DATA EXCERPTS:

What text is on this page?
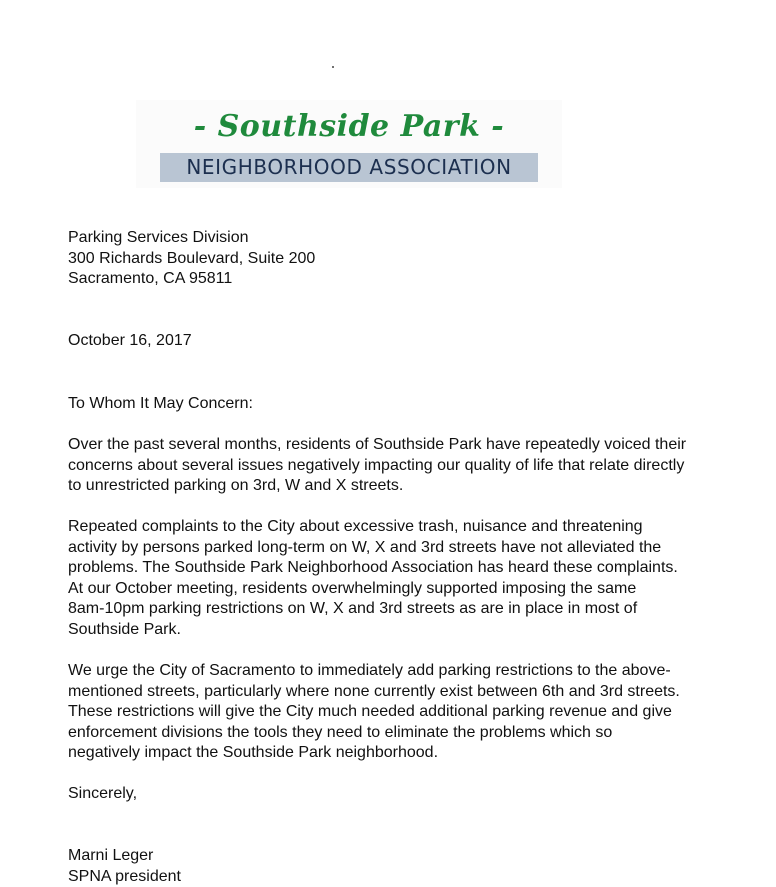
- Southside Park -
NEIGHBORHOOD ASSOCIATION
Parking Services Division
300 Richards Boulevard, Suite 200
Sacramento, CA 95811
October 16, 2017
To Whom It May Concern:
Over the past several months, residents of Southside Park have repeatedly voiced their
concerns about several issues negatively impacting our quality of life that relate directly
to unrestricted parking on 3rd, W and X streets.
Repeated complaints to the City about excessive trash, nuisance and threatening
activity by persons parked long-term on W, X and 3rd streets have not alleviated the
problems. The Southside Park Neighborhood Association has heard these complaints.
At our October meeting, residents overwhelmingly supported imposing the same
8am-10pm parking restrictions on W, X and 3rd streets as are in place in most of
Southside Park.
We urge the City of Sacramento to immediately add parking restrictions to the above-
mentioned streets, particularly where none currently exist between 6th and 3rd streets.
These restrictions will give the City much needed additional parking revenue and give
enforcement divisions the tools they need to eliminate the problems which so
negatively impact the Southside Park neighborhood.
Sincerely,
Marni Leger
SPNA president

TASK GOAL: Copy each line of the listing that contains the string "problems".

THE RESPONSE:
problems. The Southside Park Neighborhood Association has heard these complaints.
enforcement divisions the tools they need to eliminate the problems which so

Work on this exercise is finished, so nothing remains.